#### PROBLEM STATEMENT:
Every record here needs to be written out again exactly.

#### Saved entries:
########################################
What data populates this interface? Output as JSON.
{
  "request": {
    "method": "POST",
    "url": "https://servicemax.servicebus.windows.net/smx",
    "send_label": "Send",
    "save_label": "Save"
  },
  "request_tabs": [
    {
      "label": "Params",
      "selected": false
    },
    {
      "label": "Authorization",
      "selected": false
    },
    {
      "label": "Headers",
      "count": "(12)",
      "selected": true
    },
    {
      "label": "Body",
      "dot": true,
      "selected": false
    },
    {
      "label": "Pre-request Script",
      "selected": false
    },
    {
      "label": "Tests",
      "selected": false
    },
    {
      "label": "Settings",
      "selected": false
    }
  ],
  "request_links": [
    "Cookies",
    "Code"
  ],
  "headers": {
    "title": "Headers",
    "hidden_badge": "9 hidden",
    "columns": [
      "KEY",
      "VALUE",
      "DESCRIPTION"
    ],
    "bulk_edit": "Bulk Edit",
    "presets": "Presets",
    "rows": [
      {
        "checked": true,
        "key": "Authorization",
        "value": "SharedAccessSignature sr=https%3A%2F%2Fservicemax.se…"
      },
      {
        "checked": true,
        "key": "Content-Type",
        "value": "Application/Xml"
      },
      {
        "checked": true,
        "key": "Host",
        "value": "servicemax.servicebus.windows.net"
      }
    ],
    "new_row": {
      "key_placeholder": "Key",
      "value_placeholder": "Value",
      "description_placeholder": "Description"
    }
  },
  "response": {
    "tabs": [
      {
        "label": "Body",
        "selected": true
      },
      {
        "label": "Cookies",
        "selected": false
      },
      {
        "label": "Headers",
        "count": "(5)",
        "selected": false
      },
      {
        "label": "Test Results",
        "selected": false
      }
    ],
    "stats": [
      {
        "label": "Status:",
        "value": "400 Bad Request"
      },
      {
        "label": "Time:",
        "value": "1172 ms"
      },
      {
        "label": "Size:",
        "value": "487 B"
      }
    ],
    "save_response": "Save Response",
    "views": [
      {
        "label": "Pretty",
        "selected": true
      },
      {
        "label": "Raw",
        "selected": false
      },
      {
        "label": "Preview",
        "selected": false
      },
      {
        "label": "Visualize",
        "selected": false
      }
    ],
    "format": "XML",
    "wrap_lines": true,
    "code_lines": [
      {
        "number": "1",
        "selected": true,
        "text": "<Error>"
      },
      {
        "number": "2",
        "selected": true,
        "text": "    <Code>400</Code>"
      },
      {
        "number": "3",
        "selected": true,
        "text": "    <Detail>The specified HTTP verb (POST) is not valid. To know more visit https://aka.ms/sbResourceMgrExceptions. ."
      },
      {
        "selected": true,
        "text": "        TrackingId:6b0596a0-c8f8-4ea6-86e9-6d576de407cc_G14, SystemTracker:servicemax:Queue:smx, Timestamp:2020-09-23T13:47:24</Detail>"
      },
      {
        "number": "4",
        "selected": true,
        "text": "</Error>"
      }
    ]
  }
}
########################################
#### CORRECT OUTPUT:
What data populates this interface? Output as JSON.
{
  "request": {
    "method": "POST",
    "url": "https://servicemax.servicebus.windows.net/smx",
    "send_label": "Send",
    "save_label": "Save"
  },
  "request_tabs": [
    {
      "label": "Params",
      "selected": false
    },
    {
      "label": "Authorization",
      "selected": false
    },
    {
      "label": "Headers",
      "count": "(12)",
      "selected": true
    },
    {
      "label": "Body",
      "dot": true,
      "selected": false
    },
    {
      "label": "Pre-request Script",
      "selected": false
    },
    {
      "label": "Tests",
      "selected": false
    },
    {
      "label": "Settings",
      "selected": false
    }
  ],
  "request_links": [
    "Cookies",
    "Code"
  ],
  "headers": {
    "title": "Headers",
    "hidden_badge": "9 hidden",
    "columns": [
      "KEY",
      "VALUE",
      "DESCRIPTION"
    ],
    "bulk_edit": "Bulk Edit",
    "presets": "Presets",
    "rows": [
      {
        "checked": true,
        "key": "Authorization",
        "value": "SharedAccessSignature sr=https%3A%2F%2Fservicemax.se…"
      },
      {
        "checked": true,
        "key": "Content-Type",
        "value": "Application/Xml"
      },
      {
        "checked": true,
        "key": "Host",
        "value": "servicemax.servicebus.windows.net"
      }
    ],
    "new_row": {
      "key_placeholder": "Key",
      "value_placeholder": "Value",
      "description_placeholder": "Description"
    }
  },
  "response": {
    "tabs": [
      {
        "label": "Body",
        "selected": true
      },
      {
        "label": "Cookies",
        "selected": false
      },
      {
        "label": "Headers",
        "count": "(5)",
        "selected": false
      },
      {
        "label": "Test Results",
        "selected": false
      }
    ],
    "stats": [
      {
        "label": "Status:",
        "value": "400 Bad Request"
      },
      {
        "label": "Time:",
        "value": "1172 ms"
      },
      {
        "label": "Size:",
        "value": "487 B"
      }
    ],
    "save_response": "Save Response",
    "views": [
      {
        "label": "Pretty",
        "selected": true
      },
      {
        "label": "Raw",
        "selected": false
      },
      {
        "label": "Preview",
        "selected": false
      },
      {
        "label": "Visualize",
        "selected": false
      }
    ],
    "format": "XML",
    "wrap_lines": true,
    "code_lines": [
      {
        "number": "1",
        "selected": true,
        "text": "<Error>"
      },
      {
        "number": "2",
        "selected": true,
        "text": "    <Code>400</Code>"
      },
      {
        "number": "3",
        "selected": true,
        "text": "    <Detail>The specified HTTP verb (POST) is not valid. To know more visit https://aka.ms/sbResourceMgrExceptions. ."
      },
      {
        "selected": true,
        "text": "        TrackingId:6b0596a0-c8f8-4ea6-86e9-6d576de407cc_G14, SystemTracker:servicemax:Queue:smx, Timestamp:2020-09-23T13:47:24</Detail>"
      },
      {
        "number": "4",
        "selected": true,
        "text": "</Error>"
      }
    ]
  }
}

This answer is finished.